§ PROVIDED PASSAGE:
**********

The origins of the hot dog are unclear, but most agree it was imported to the States from Germany, most likely Frankfurt. And many credit Charles Feltman, an early Coney Island entrepreneur, with first introducing Americans to the idea of eating a frank in a bun. In 1867, he fitted a cart with a small stove in which he could boil sausages and a compartment for warming rolls. He called his snacks Coney Island Red Hots, and it was at one of his restaurants that a young Nathan Handwerker got a job slicing bread before branching out on his own.
When I ask my lunch companion, Bruce Miller, Nathan’s senior director of company operations, who has been with the company for 40 years, what gives the dogs their flavor, he tells me it’s a closely guarded secret. I do know that they are still made with the special seasoning mix that Handwerker’s wife, Ida Handwerker, dreamed up in 1916. Nathan, a Jewish immigrant who had left his native Galicia (now part of Poland) only four years earlier and barely spoke English, was just 24 when he set up his stand. But soon he had an empire. Millions of immigrants, including my own grandfather, had arrived in New York during the previous three decades and they were always looking for a good, cheap meal. In a sense, Nathan’s was among the very first great fast-food restaurants. Murray Handwerker, Nathan’s son, expanded the business with a branch in Long Island in 1959 and another in Yonkers in 1965. By 2001, there were outposts in every state and in multiple countries around the world.

**********

§ SOURCE DATA:
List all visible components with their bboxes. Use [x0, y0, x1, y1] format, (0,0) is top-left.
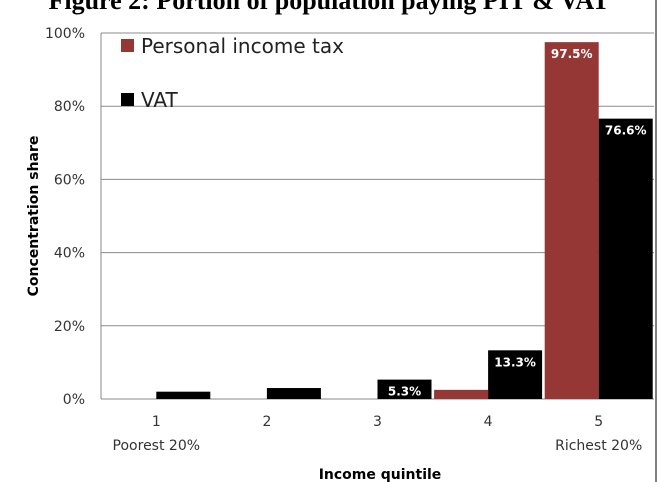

**********

§ DIRECTIONS: Reproduce the passage above on the hot dog and Nathan's word for word, starting at "The origins of" and ending at "on his own.".

§ EXERCISE RESULT:
The origins of the hot dog are unclear, but most agree it was imported to the States from Germany, most likely Frankfurt. And many credit Charles Feltman, an early Coney Island entrepreneur, with first introducing Americans to the idea of eating a frank in a bun. In 1867, he fitted a cart with a small stove in which he could boil sausages and a compartment for warming rolls. He called his snacks Coney Island Red Hots, and it was at one of his restaurants that a young Nathan Handwerker got a job slicing bread before branching out on his own.